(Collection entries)
--- START ---

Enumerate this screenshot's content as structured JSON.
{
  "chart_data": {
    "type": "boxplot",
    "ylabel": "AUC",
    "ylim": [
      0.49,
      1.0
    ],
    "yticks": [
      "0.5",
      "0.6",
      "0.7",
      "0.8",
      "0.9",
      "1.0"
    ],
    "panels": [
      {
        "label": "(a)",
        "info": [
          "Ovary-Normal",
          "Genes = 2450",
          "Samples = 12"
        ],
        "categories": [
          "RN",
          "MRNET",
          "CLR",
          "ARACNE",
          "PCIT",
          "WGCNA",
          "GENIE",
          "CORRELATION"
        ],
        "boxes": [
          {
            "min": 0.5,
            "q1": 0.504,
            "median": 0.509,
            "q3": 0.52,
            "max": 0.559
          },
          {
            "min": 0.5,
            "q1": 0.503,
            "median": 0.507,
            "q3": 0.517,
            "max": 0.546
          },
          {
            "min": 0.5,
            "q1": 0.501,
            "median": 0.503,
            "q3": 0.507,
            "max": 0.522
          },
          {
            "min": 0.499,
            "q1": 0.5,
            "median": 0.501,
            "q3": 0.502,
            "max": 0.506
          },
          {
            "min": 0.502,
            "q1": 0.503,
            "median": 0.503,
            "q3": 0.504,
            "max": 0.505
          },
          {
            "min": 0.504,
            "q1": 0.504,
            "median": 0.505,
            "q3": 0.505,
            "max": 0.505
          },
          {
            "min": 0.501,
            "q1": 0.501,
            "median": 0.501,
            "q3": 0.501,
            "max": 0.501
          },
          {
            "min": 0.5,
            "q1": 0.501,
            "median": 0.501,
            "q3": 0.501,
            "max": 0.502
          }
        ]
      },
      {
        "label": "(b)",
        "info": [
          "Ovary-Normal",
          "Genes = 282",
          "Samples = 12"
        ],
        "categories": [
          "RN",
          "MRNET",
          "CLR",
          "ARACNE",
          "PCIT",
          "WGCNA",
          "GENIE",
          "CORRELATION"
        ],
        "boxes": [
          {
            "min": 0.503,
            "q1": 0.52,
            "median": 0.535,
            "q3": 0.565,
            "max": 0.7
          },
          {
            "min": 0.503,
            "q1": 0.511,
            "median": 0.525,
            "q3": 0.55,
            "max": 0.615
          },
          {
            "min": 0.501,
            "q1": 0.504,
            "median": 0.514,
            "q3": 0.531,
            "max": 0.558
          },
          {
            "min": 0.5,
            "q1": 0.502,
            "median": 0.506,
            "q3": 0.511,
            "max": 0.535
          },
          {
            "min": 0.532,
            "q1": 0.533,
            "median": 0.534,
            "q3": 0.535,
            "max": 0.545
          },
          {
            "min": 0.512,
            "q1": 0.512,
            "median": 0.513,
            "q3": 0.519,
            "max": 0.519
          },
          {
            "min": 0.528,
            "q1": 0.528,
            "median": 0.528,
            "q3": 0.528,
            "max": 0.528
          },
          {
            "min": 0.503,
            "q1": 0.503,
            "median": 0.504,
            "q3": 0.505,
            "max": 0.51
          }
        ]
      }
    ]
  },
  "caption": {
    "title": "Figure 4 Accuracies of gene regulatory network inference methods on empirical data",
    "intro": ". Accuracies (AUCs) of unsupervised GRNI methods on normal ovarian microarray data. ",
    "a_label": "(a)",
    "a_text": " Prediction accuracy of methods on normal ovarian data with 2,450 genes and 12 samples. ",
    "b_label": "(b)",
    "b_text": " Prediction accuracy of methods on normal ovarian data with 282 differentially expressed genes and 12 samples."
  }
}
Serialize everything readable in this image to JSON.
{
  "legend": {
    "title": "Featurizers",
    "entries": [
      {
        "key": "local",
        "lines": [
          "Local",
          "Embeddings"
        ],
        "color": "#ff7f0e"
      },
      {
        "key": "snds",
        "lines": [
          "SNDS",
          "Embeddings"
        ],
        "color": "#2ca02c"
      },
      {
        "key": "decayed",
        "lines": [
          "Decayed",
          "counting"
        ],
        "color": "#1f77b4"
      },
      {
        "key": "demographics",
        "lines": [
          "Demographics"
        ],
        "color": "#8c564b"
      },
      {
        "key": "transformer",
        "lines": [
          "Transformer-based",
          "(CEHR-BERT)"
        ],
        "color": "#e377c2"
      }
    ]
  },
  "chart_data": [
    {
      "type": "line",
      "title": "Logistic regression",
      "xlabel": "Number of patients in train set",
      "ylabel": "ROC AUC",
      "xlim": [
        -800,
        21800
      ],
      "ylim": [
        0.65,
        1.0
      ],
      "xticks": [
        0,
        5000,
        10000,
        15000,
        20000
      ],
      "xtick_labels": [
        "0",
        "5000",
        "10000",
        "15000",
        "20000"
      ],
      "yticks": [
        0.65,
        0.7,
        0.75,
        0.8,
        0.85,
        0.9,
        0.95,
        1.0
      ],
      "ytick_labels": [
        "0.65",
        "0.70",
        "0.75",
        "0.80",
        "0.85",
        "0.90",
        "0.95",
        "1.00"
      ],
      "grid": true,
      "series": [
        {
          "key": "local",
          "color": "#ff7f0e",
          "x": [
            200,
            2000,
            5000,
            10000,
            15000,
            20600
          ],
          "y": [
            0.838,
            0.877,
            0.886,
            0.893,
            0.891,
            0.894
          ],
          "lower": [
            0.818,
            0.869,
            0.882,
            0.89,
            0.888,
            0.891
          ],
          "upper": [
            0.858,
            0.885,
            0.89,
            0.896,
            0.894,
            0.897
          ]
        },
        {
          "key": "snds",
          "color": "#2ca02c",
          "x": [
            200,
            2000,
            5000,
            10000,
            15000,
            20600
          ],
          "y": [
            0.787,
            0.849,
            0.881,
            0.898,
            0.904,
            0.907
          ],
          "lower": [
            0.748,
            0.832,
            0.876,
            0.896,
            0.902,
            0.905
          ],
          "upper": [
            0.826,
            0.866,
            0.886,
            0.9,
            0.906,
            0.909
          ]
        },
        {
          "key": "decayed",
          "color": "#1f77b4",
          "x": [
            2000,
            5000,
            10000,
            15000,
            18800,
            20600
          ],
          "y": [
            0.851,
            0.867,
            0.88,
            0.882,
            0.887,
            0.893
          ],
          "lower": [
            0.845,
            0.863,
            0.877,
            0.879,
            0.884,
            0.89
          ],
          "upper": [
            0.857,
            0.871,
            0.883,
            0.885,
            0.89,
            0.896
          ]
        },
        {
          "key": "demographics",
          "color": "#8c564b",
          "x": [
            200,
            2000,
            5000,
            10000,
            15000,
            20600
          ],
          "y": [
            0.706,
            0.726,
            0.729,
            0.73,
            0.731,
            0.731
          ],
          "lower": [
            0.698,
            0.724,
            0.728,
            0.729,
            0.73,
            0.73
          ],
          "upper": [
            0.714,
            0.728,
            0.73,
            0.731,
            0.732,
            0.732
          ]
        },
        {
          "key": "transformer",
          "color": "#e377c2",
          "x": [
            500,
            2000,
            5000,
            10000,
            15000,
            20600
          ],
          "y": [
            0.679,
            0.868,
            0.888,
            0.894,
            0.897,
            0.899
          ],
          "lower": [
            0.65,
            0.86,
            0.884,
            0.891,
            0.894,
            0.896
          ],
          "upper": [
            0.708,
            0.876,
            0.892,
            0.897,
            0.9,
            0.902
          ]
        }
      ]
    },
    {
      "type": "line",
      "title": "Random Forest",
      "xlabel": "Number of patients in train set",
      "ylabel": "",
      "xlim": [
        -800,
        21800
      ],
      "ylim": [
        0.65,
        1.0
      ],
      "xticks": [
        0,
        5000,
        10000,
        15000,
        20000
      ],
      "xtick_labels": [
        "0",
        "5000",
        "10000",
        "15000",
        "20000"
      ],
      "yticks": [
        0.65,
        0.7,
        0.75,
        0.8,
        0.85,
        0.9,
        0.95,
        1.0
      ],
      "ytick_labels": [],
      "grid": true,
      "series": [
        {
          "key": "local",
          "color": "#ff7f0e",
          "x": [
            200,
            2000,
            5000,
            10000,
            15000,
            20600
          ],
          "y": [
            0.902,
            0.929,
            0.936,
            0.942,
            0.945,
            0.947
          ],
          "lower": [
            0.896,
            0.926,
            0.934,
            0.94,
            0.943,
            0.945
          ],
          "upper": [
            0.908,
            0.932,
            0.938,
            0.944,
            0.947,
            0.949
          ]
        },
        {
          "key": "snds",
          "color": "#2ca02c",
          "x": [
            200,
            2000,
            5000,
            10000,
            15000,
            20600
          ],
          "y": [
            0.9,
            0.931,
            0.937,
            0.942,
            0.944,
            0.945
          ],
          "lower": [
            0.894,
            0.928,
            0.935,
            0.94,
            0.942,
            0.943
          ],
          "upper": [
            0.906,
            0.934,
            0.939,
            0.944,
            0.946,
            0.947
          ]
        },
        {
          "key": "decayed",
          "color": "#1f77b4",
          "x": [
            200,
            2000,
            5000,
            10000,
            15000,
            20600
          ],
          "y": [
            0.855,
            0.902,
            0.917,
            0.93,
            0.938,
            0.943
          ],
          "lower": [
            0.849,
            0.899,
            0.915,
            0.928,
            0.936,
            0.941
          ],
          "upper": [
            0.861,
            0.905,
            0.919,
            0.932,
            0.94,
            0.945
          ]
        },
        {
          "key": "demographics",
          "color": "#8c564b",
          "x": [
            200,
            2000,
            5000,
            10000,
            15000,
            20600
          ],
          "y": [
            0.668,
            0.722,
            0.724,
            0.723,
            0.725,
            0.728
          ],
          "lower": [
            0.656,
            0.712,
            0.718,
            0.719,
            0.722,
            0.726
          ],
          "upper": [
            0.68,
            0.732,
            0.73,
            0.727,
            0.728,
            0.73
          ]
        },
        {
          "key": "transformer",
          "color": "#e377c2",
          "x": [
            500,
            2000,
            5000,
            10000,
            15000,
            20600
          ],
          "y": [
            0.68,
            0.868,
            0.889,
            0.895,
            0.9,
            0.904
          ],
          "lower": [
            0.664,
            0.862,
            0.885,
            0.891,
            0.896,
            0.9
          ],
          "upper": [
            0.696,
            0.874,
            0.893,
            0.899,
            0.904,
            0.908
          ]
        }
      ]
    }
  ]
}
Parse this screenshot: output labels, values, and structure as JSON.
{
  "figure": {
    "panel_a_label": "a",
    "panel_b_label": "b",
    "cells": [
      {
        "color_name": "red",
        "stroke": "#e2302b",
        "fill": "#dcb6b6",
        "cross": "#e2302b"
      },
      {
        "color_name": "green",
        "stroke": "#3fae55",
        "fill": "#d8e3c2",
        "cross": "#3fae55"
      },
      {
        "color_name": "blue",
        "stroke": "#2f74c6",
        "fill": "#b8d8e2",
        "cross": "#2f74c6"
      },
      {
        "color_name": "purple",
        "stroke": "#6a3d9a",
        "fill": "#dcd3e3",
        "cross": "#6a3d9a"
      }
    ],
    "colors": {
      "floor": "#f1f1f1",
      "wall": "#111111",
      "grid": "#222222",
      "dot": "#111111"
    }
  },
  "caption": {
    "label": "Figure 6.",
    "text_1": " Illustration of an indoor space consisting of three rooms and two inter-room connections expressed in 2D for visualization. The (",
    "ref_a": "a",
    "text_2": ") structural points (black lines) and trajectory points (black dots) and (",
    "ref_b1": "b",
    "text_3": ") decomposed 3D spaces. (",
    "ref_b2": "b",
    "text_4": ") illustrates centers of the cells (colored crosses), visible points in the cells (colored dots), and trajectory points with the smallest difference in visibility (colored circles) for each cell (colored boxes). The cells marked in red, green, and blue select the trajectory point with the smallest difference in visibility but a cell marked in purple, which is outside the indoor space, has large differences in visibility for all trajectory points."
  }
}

--- END ---

#### [Work to complete]
Identify every line above that includes the word "JSON", and show those lines.

#### [The answer]
Enumerate this screenshot's content as structured JSON.
Serialize everything readable in this image to JSON.
Parse this screenshot: output labels, values, and structure as JSON.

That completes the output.